REQUIRED TASK: The data below is to be returned in full and exactly.

RECORDS SHOWN:

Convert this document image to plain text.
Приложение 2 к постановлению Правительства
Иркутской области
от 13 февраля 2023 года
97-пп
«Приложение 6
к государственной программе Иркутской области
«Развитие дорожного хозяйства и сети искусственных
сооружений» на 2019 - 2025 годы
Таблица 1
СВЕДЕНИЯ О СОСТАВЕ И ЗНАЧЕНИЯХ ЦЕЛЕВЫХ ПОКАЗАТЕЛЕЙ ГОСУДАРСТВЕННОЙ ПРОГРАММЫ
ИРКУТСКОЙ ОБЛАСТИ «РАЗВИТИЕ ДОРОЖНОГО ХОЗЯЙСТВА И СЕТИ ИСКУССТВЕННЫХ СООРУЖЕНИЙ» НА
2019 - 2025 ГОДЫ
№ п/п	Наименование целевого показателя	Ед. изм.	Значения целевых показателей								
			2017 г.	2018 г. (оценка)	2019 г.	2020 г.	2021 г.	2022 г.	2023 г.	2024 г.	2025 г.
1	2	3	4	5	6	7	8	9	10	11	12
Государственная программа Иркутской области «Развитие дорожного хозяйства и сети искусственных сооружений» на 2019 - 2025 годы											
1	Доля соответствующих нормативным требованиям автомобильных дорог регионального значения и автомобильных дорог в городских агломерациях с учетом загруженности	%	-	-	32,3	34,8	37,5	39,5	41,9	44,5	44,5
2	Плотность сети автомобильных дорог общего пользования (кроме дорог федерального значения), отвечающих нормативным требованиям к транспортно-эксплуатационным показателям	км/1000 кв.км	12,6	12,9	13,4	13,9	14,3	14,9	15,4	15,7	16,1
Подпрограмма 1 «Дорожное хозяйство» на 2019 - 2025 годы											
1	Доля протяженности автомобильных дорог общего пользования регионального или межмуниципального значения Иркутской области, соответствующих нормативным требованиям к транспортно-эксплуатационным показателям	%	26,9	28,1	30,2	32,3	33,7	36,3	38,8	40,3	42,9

PROBLEM SOLUTION:
Convert this document image to plain text.
Приложение 2 к постановлению Правительства
Иркутской области
от 13 февраля 2023 года
97-пп
«Приложение 6
к государственной программе Иркутской области
«Развитие дорожного хозяйства и сети искусственных
сооружений» на 2019 - 2025 годы
Таблица 1
СВЕДЕНИЯ О СОСТАВЕ И ЗНАЧЕНИЯХ ЦЕЛЕВЫХ ПОКАЗАТЕЛЕЙ ГОСУДАРСТВЕННОЙ ПРОГРАММЫ
ИРКУТСКОЙ ОБЛАСТИ «РАЗВИТИЕ ДОРОЖНОГО ХОЗЯЙСТВА И СЕТИ ИСКУССТВЕННЫХ СООРУЖЕНИЙ» НА
2019 - 2025 ГОДЫ
№ п/п	Наименование целевого показателя	Ед. изм.	Значения целевых показателей								
			2017 г.	2018 г. (оценка)	2019 г.	2020 г.	2021 г.	2022 г.	2023 г.	2024 г.	2025 г.
1	2	3	4	5	6	7	8	9	10	11	12
Государственная программа Иркутской области «Развитие дорожного хозяйства и сети искусственных сооружений» на 2019 - 2025 годы											
1	Доля соответствующих нормативным требованиям автомобильных дорог регионального значения и автомобильных дорог в городских агломерациях с учетом загруженности	%	-	-	32,3	34,8	37,5	39,5	41,9	44,5	44,5
2	Плотность сети автомобильных дорог общего пользования (кроме дорог федерального значения), отвечающих нормативным требованиям к транспортно-эксплуатационным показателям	км/1000 кв.км	12,6	12,9	13,4	13,9	14,3	14,9	15,4	15,7	16,1
Подпрограмма 1 «Дорожное хозяйство» на 2019 - 2025 годы											
1	Доля протяженности автомобильных дорог общего пользования регионального или межмуниципального значения Иркутской области, соответствующих нормативным требованиям к транспортно-эксплуатационным показателям	%	26,9	28,1	30,2	32,3	33,7	36,3	38,8	40,3	42,9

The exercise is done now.